Write out the whole listing word for word.

▶ **Provided data**
--- Begin ---

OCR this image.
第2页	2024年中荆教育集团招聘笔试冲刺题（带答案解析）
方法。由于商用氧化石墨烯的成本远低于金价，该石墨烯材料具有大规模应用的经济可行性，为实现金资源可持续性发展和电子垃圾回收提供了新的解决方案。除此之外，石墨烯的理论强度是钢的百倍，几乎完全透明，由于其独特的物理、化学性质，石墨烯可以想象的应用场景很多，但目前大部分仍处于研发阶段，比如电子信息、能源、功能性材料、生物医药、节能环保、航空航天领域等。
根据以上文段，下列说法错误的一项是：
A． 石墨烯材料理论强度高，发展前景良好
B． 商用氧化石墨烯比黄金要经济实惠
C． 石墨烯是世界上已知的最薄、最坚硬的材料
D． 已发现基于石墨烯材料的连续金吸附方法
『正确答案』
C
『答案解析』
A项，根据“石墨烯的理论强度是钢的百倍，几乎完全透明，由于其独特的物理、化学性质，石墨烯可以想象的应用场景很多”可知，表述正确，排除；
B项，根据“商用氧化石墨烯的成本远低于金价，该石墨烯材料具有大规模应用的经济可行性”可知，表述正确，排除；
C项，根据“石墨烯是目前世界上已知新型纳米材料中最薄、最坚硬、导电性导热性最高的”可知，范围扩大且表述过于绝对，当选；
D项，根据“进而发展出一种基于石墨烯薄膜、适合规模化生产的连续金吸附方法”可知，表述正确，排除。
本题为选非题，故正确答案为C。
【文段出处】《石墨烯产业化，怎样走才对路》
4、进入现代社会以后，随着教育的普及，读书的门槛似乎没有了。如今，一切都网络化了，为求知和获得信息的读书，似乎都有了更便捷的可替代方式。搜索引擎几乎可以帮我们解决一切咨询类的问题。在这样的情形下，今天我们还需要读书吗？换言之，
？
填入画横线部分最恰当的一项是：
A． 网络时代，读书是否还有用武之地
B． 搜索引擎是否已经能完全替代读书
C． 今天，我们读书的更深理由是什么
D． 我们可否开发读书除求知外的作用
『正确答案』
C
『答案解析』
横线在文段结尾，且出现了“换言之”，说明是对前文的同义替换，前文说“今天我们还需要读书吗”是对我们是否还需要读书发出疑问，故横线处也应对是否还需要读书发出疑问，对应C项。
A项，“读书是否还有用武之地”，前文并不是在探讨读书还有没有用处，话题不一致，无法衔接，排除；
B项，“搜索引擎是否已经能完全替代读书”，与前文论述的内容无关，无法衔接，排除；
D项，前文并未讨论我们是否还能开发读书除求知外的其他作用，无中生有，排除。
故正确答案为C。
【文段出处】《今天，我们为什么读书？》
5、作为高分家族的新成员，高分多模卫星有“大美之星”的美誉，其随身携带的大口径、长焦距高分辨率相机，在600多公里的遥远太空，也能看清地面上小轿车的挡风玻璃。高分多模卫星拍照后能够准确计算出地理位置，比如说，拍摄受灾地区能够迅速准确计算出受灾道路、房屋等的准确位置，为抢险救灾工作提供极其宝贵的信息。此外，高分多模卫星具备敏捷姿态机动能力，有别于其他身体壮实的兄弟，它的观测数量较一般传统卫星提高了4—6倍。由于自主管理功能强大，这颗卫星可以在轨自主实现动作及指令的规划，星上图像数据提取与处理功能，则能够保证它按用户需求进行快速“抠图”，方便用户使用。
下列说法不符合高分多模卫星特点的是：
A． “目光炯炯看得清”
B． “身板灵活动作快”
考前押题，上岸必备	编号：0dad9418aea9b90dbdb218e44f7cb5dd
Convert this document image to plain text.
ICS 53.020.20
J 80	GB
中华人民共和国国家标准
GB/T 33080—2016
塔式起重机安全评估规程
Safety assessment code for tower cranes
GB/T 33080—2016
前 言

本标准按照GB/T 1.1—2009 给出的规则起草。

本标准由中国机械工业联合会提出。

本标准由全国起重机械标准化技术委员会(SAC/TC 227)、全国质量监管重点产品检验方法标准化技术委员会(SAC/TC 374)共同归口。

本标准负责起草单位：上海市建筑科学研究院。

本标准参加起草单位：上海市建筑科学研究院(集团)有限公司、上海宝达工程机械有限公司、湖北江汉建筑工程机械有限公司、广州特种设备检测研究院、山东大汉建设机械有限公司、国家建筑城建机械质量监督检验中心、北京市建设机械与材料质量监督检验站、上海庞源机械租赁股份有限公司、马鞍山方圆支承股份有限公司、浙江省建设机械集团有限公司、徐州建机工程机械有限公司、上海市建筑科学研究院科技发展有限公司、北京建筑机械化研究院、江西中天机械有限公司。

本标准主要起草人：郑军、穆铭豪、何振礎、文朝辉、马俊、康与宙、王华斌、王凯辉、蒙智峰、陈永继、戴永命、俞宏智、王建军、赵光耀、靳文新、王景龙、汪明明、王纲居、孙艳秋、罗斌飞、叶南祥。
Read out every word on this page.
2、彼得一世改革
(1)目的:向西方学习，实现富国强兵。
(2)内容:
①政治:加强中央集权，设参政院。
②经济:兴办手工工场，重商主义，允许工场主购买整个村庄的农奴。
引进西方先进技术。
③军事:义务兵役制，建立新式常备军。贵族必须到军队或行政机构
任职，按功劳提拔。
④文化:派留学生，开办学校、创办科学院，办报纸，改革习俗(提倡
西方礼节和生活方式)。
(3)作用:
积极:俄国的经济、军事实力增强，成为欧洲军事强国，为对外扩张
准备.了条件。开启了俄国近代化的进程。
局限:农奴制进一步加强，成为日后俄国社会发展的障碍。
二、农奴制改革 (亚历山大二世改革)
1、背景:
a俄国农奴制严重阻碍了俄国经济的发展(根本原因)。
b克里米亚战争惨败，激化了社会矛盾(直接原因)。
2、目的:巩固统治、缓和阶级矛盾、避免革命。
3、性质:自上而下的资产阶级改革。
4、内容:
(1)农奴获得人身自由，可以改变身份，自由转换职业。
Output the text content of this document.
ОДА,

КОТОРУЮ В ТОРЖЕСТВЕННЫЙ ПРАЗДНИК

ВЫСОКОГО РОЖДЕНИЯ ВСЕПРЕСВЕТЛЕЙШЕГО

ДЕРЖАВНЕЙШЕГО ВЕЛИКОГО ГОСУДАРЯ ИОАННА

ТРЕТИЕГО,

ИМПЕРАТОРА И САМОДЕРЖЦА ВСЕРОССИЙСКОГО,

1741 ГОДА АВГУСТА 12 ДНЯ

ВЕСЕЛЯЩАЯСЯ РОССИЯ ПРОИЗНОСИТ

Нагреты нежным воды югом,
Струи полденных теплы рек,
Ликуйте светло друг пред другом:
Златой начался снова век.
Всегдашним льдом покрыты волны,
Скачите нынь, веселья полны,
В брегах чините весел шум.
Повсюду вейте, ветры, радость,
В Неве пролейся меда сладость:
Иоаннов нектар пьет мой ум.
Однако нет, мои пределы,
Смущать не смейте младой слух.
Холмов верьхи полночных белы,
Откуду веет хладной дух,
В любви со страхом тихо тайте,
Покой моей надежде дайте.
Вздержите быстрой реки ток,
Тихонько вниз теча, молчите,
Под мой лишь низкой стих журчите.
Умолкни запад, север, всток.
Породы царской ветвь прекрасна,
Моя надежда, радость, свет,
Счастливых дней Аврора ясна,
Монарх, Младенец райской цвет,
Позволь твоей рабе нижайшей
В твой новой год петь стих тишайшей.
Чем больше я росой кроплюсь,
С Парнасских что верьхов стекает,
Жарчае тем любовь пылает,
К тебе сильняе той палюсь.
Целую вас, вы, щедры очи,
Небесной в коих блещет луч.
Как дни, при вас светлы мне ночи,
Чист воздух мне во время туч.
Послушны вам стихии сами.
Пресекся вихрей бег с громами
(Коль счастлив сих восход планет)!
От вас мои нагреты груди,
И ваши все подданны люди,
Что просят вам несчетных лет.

--- End ---

▶ **Exercise answer**
OCR this image.
第2页	2024年中荆教育集团招聘笔试冲刺题（带答案解析）
方法。由于商用氧化石墨烯的成本远低于金价，该石墨烯材料具有大规模应用的经济可行性，为实现金资源可持续性发展和电子垃圾回收提供了新的解决方案。除此之外，石墨烯的理论强度是钢的百倍，几乎完全透明，由于其独特的物理、化学性质，石墨烯可以想象的应用场景很多，但目前大部分仍处于研发阶段，比如电子信息、能源、功能性材料、生物医药、节能环保、航空航天领域等。
根据以上文段，下列说法错误的一项是：
A． 石墨烯材料理论强度高，发展前景良好
B． 商用氧化石墨烯比黄金要经济实惠
C． 石墨烯是世界上已知的最薄、最坚硬的材料
D． 已发现基于石墨烯材料的连续金吸附方法
『正确答案』
C
『答案解析』
A项，根据“石墨烯的理论强度是钢的百倍，几乎完全透明，由于其独特的物理、化学性质，石墨烯可以想象的应用场景很多”可知，表述正确，排除；
B项，根据“商用氧化石墨烯的成本远低于金价，该石墨烯材料具有大规模应用的经济可行性”可知，表述正确，排除；
C项，根据“石墨烯是目前世界上已知新型纳米材料中最薄、最坚硬、导电性导热性最高的”可知，范围扩大且表述过于绝对，当选；
D项，根据“进而发展出一种基于石墨烯薄膜、适合规模化生产的连续金吸附方法”可知，表述正确，排除。
本题为选非题，故正确答案为C。
【文段出处】《石墨烯产业化，怎样走才对路》
4、进入现代社会以后，随着教育的普及，读书的门槛似乎没有了。如今，一切都网络化了，为求知和获得信息的读书，似乎都有了更便捷的可替代方式。搜索引擎几乎可以帮我们解决一切咨询类的问题。在这样的情形下，今天我们还需要读书吗？换言之，
？
填入画横线部分最恰当的一项是：
A． 网络时代，读书是否还有用武之地
B． 搜索引擎是否已经能完全替代读书
C． 今天，我们读书的更深理由是什么
D． 我们可否开发读书除求知外的作用
『正确答案』
C
『答案解析』
横线在文段结尾，且出现了“换言之”，说明是对前文的同义替换，前文说“今天我们还需要读书吗”是对我们是否还需要读书发出疑问，故横线处也应对是否还需要读书发出疑问，对应C项。
A项，“读书是否还有用武之地”，前文并不是在探讨读书还有没有用处，话题不一致，无法衔接，排除；
B项，“搜索引擎是否已经能完全替代读书”，与前文论述的内容无关，无法衔接，排除；
D项，前文并未讨论我们是否还能开发读书除求知外的其他作用，无中生有，排除。
故正确答案为C。
【文段出处】《今天，我们为什么读书？》
5、作为高分家族的新成员，高分多模卫星有“大美之星”的美誉，其随身携带的大口径、长焦距高分辨率相机，在600多公里的遥远太空，也能看清地面上小轿车的挡风玻璃。高分多模卫星拍照后能够准确计算出地理位置，比如说，拍摄受灾地区能够迅速准确计算出受灾道路、房屋等的准确位置，为抢险救灾工作提供极其宝贵的信息。此外，高分多模卫星具备敏捷姿态机动能力，有别于其他身体壮实的兄弟，它的观测数量较一般传统卫星提高了4—6倍。由于自主管理功能强大，这颗卫星可以在轨自主实现动作及指令的规划，星上图像数据提取与处理功能，则能够保证它按用户需求进行快速“抠图”，方便用户使用。
下列说法不符合高分多模卫星特点的是：
A． “目光炯炯看得清”
B． “身板灵活动作快”
考前押题，上岸必备	编号：0dad9418aea9b90dbdb218e44f7cb5dd
Convert this document image to plain text.
ICS 53.020.20
J 80	GB
中华人民共和国国家标准
GB/T 33080—2016
塔式起重机安全评估规程
Safety assessment code for tower cranes
GB/T 33080—2016
前 言

本标准按照GB/T 1.1—2009 给出的规则起草。

本标准由中国机械工业联合会提出。

本标准由全国起重机械标准化技术委员会(SAC/TC 227)、全国质量监管重点产品检验方法标准化技术委员会(SAC/TC 374)共同归口。

本标准负责起草单位：上海市建筑科学研究院。

本标准参加起草单位：上海市建筑科学研究院(集团)有限公司、上海宝达工程机械有限公司、湖北江汉建筑工程机械有限公司、广州特种设备检测研究院、山东大汉建设机械有限公司、国家建筑城建机械质量监督检验中心、北京市建设机械与材料质量监督检验站、上海庞源机械租赁股份有限公司、马鞍山方圆支承股份有限公司、浙江省建设机械集团有限公司、徐州建机工程机械有限公司、上海市建筑科学研究院科技发展有限公司、北京建筑机械化研究院、江西中天机械有限公司。

本标准主要起草人：郑军、穆铭豪、何振礎、文朝辉、马俊、康与宙、王华斌、王凯辉、蒙智峰、陈永继、戴永命、俞宏智、王建军、赵光耀、靳文新、王景龙、汪明明、王纲居、孙艳秋、罗斌飞、叶南祥。
Read out every word on this page.
2、彼得一世改革
(1)目的:向西方学习，实现富国强兵。
(2)内容:
①政治:加强中央集权，设参政院。
②经济:兴办手工工场，重商主义，允许工场主购买整个村庄的农奴。
引进西方先进技术。
③军事:义务兵役制，建立新式常备军。贵族必须到军队或行政机构
任职，按功劳提拔。
④文化:派留学生，开办学校、创办科学院，办报纸，改革习俗(提倡
西方礼节和生活方式)。
(3)作用:
积极:俄国的经济、军事实力增强，成为欧洲军事强国，为对外扩张
准备.了条件。开启了俄国近代化的进程。
局限:农奴制进一步加强，成为日后俄国社会发展的障碍。
二、农奴制改革 (亚历山大二世改革)
1、背景:
a俄国农奴制严重阻碍了俄国经济的发展(根本原因)。
b克里米亚战争惨败，激化了社会矛盾(直接原因)。
2、目的:巩固统治、缓和阶级矛盾、避免革命。
3、性质:自上而下的资产阶级改革。
4、内容:
(1)农奴获得人身自由，可以改变身份，自由转换职业。
Output the text content of this document.
ОДА,

КОТОРУЮ В ТОРЖЕСТВЕННЫЙ ПРАЗДНИК

ВЫСОКОГО РОЖДЕНИЯ ВСЕПРЕСВЕТЛЕЙШЕГО

ДЕРЖАВНЕЙШЕГО ВЕЛИКОГО ГОСУДАРЯ ИОАННА

ТРЕТИЕГО,

ИМПЕРАТОРА И САМОДЕРЖЦА ВСЕРОССИЙСКОГО,

1741 ГОДА АВГУСТА 12 ДНЯ

ВЕСЕЛЯЩАЯСЯ РОССИЯ ПРОИЗНОСИТ

Нагреты нежным воды югом,
Струи полденных теплы рек,
Ликуйте светло друг пред другом:
Златой начался снова век.
Всегдашним льдом покрыты волны,
Скачите нынь, веселья полны,
В брегах чините весел шум.
Повсюду вейте, ветры, радость,
В Неве пролейся меда сладость:
Иоаннов нектар пьет мой ум.
Однако нет, мои пределы,
Смущать не смейте младой слух.
Холмов верьхи полночных белы,
Откуду веет хладной дух,
В любви со страхом тихо тайте,
Покой моей надежде дайте.
Вздержите быстрой реки ток,
Тихонько вниз теча, молчите,
Под мой лишь низкой стих журчите.
Умолкни запад, север, всток.
Породы царской ветвь прекрасна,
Моя надежда, радость, свет,
Счастливых дней Аврора ясна,
Монарх, Младенец райской цвет,
Позволь твоей рабе нижайшей
В твой новой год петь стих тишайшей.
Чем больше я росой кроплюсь,
С Парнасских что верьхов стекает,
Жарчае тем любовь пылает,
К тебе сильняе той палюсь.
Целую вас, вы, щедры очи,
Небесной в коих блещет луч.
Как дни, при вас светлы мне ночи,
Чист воздух мне во время туч.
Послушны вам стихии сами.
Пресекся вихрей бег с громами
(Коль счастлив сих восход планет)!
От вас мои нагреты груди,
И ваши все подданны люди,
Что просят вам несчетных лет.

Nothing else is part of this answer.